Hildigunnur Birgisdóttir – interview: ‘I am inspired by the underwhelming’

Recycled jute coffee bags, plastic pizza and a heap of wet wipes – for Iceland’s Pavilion at this year’s Venice Biennale, Birgisdóttir takes a wry look at our consumerist society and the mixed messages we absorb subliminally

Hildigunnur Birgisdóttir’s exhibition for the Icelandic Pavilion at the 60th Venice Biennale at first glance looks like a virtually empty room apart from a logo-strewn table and chair for invigilators and a few objects sparsely hung on the walls. Moreover, the sculptures tread a fine line between artwork and product, giving the space an inherently commercial feel. In fact, her show That’s a Very Large Number: A Commerzbau is an entire immersive environment (including table and chair), many of the works placed just beyond our peripheral vision on the wall or being objects that are so familiar in our quotidian lives that they almost don’t register as art. These objects are integral to the Reykjavík-based artist’s beguiling, understated exhibition, which reflects on ideas of value and beauty and how information is disseminated (even inculcated) in our consumerist society.



Hildigunnur Birgisdóttir: That’s a Very Large Number: A Commerzbau, Iceland Pavilion, Arsenale, Venice, April 2024. Photo: Ugo Carmeni.

At the core of her practice is an interest in the systems whereby things are produced, fabricated, circulated and accommodated in our lives. An example is the heap of wet wipes on the table bearing the slogan “healthy gums, healthy life”.  “I’ve been collecting slogans of companies, but I always came back to that one,” says Birgisdóttir. “It's such a motherly, helpful message, but still not very useful in life.” In a similar vein, a fridge panel and a printer interface, respectively titled Fake News [always?] and Fake News [never!], perch on the walls: these works blink in and out of synch and one buzzes periodically in the bossy, concerned lexicon of machines telling us we need to attend to something. As per the titles, Birgisdóttir is fascinated by the slippery collation of opposing ideas in our era of fake news, where “always” and “never” can mean practically the same.



6:1 (orange). Polyamide plastic, paint. Installation view, Hildigunnur Birgisdóttir: That’s a Very Large Number: A Commerzbau, Iceland Pavilion, Arsenale, Venice, April 2024. Photo: Ugo Carmeni.

Information overload is something of a theme; a large wooden wall panel repurposed from a pavilion floor of an architecture biennale is crammed with it – from the exhibition text and floorplan to the logos of every company involved in each stage of creating this exhibition. The piece is fittingly called Infoxication, in a pleasing portmanteau of info and intoxication. Birgisdóttir does not tell us which, if any, element of the panel is most important – as is often the case in the labelling on commercial packaging. Instead, we are prompted to think about how we digest information and to recognise how reliant the art world is on the corporate world to distribute and exhibit art. As with every artwork in this show, this wall panel forces a double take, subverting our expectations of what art is and how to receive it. “There’s a silent agreement when you read the wall text to have the information that you need, and then you turn around and The Art begins,” explains Birgisdóttir. “I really wanted this space to just be art, anything you see in here is, can be considered art.”

### TASKS TO COMPLETE
**1.** Answer these questions using the article on Hildigunnur Birgisdóttir's Venice pavilion, one line each:
(a) What slogan is printed on the wet wipes heaped on the table?
(b) What was the large wooden wall panel in Infoxication repurposed from?
(c) Which objects are titled Fake News [always?] and Fake News [never!]?
**2.** Pick up the article on Hildigunnur Birgisdóttir's Venice pavilion after its last sentence and write the next part.

### Collected data entries
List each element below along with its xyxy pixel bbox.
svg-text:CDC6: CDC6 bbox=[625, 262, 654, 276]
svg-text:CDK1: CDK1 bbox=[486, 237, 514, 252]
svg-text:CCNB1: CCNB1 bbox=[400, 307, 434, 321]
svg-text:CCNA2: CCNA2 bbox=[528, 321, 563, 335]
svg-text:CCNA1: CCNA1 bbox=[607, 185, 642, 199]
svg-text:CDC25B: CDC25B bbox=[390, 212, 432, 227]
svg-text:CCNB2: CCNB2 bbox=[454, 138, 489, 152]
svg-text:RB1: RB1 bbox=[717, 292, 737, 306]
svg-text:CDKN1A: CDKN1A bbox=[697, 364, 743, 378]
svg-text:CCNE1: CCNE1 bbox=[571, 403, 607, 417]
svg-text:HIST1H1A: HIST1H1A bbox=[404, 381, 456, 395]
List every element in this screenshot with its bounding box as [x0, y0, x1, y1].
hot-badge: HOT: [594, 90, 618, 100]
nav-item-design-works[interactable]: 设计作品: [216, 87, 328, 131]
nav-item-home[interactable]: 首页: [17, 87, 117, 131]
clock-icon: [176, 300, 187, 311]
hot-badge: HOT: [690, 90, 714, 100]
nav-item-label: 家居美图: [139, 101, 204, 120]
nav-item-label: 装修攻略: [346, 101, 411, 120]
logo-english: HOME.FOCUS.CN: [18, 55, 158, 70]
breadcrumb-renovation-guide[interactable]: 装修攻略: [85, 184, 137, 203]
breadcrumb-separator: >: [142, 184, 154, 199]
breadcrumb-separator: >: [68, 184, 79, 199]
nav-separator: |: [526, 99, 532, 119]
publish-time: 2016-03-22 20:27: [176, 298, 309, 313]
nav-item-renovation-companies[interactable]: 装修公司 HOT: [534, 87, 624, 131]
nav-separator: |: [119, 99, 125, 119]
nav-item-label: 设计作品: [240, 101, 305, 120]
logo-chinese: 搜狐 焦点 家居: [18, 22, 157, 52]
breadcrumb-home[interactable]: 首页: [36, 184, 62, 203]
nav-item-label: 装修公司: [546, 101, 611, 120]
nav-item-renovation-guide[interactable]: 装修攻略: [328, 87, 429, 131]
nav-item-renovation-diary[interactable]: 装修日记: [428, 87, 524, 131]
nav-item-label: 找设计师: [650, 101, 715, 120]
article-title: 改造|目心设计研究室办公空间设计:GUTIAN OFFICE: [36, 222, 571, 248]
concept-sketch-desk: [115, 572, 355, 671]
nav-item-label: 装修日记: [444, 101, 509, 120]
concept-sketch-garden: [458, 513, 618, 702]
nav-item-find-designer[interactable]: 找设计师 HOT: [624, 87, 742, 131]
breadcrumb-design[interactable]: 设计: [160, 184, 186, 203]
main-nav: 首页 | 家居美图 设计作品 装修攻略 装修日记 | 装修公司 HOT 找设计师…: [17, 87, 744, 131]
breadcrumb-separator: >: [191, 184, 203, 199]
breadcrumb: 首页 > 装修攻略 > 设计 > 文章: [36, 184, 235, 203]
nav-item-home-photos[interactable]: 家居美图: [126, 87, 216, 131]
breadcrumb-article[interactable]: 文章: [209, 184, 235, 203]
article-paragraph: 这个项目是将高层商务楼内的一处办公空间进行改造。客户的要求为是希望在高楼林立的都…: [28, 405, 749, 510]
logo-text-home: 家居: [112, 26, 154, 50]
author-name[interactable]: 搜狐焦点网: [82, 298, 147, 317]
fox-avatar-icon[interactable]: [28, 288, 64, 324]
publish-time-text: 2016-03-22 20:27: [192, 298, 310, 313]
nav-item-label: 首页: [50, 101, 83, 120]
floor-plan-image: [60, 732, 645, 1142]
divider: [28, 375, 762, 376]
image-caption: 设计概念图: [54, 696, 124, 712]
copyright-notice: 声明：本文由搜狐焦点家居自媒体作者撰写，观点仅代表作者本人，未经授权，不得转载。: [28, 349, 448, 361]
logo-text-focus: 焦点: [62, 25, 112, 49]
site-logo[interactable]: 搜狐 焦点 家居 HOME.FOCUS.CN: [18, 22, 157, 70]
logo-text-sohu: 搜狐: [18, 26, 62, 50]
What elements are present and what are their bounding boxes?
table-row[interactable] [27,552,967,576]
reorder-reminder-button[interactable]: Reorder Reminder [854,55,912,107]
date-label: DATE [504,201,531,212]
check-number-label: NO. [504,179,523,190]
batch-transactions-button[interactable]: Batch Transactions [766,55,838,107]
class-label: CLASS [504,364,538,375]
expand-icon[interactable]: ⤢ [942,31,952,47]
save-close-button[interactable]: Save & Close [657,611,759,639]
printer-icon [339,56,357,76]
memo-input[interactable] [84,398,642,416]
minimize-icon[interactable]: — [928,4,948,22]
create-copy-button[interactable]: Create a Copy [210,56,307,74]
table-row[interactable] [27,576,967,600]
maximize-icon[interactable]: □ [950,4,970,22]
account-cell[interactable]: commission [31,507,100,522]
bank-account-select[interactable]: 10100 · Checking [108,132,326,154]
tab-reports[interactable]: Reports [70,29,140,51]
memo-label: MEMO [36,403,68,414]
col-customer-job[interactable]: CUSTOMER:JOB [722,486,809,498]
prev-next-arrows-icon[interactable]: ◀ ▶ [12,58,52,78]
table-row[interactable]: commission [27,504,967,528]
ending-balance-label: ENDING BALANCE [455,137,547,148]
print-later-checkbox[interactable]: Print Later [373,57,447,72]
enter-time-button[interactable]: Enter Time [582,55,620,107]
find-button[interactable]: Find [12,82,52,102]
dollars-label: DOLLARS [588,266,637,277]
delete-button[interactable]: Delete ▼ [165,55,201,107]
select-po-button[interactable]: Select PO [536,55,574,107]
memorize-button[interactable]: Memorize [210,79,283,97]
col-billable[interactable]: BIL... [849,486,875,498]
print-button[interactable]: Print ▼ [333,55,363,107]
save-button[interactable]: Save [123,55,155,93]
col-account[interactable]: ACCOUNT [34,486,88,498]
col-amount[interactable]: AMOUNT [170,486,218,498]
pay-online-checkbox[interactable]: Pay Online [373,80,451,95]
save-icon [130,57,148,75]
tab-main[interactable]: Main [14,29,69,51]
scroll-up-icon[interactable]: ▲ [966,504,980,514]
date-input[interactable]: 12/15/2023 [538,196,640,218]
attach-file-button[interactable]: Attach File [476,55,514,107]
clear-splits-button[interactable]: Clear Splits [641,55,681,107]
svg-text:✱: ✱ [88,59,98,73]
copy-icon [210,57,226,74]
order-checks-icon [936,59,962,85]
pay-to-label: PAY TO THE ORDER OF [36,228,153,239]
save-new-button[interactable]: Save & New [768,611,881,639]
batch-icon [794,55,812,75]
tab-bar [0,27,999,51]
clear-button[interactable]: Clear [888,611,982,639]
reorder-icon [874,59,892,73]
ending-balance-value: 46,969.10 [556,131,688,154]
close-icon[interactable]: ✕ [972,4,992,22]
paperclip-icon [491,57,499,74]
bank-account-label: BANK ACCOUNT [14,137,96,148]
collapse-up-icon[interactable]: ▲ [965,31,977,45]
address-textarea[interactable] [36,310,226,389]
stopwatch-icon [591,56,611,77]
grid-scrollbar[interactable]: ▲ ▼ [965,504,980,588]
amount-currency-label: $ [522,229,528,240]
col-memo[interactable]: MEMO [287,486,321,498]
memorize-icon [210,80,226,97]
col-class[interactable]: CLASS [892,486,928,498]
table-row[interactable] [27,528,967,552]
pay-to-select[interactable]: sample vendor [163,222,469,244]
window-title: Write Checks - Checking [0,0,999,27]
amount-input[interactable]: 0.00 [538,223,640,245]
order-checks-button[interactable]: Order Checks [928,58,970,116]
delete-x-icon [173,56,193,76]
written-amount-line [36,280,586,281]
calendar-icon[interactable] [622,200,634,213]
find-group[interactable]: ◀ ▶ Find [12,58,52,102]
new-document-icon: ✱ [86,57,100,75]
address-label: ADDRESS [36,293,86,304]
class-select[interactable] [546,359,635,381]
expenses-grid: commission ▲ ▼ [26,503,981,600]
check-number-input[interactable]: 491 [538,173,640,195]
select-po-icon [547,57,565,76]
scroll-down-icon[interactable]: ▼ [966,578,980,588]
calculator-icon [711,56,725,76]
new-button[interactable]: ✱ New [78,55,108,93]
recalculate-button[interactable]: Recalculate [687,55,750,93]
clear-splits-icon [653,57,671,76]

### ANSWERS GIVEN
**1.**
(a) "healthy gums, healthy life"
(b) A pavilion floor of an architecture biennale
(c) A fridge panel (Fake News [always?]) and a printer interface (Fake News [never!])

**2.**
6:1 (green). Polyamide plastic, paint. Installation view, Hildigunnur Birgisdóttir: That’s a Very Large Number: A Commerzbau, Iceland Pavilion, Arsenale, Venice, April 2024. Photo: Ugo Carmeni.

Sculptures of a steak and a perfume bottle – enlarged plastic items from a dolls house – sit incongruously at either end of the wall piece; elsewhere in the room, you find a lettuce, a dentistry tool and a pizza from the same collection. Birgisdóttir is not making a superior comment here about how beholden the rest of us are to consumer culture. She accepts that she is part of the system, too, and even finds beauty in these banal objects, which are intended to convey to children the designer’s notion of the quintessential pizza with the greatest economy of visual language and replicated endlessly. “There's some beauty in the laziness of that but also just a beauty to have plastic pizza in Venice that was actually made in China as it tells you on the back,” she says.



19:1 (Window Piece). Jute coffee bag veneer, Dibond, aluminium. Installation view, Hildigunnur Birgisdóttir: That’s a Very Large Number: A Commerzbau, Iceland Pavilion, Arsenale, Venice, April 2024. Photo: Ugo Carmeni.

Birgisdóttir applies the scaling-up technique to less readily recognisable items in the show too. There is a giant window-shaped form, an enlarged version of the ubiquitous backing of a makeup package and another huge form that is taken from the long central piece of card torn out when one opens a Kleenex box. “These products or objects are only made to facilitate sale or give you an easy access to the product that you actually bought,” says Birgisdóttir. She calls them “silhouettes”, items that lead an overlooked existence in the shadows, playing a necessary support role, only to be discarded without being noticed. A further layer to these sculptures is their material sourcing. One is made from recycled jute coffee bags, the other from recycled jeans by a company specialising in sustainable new products, which sounds laudable but invites questions about whether the world needs these new products at all.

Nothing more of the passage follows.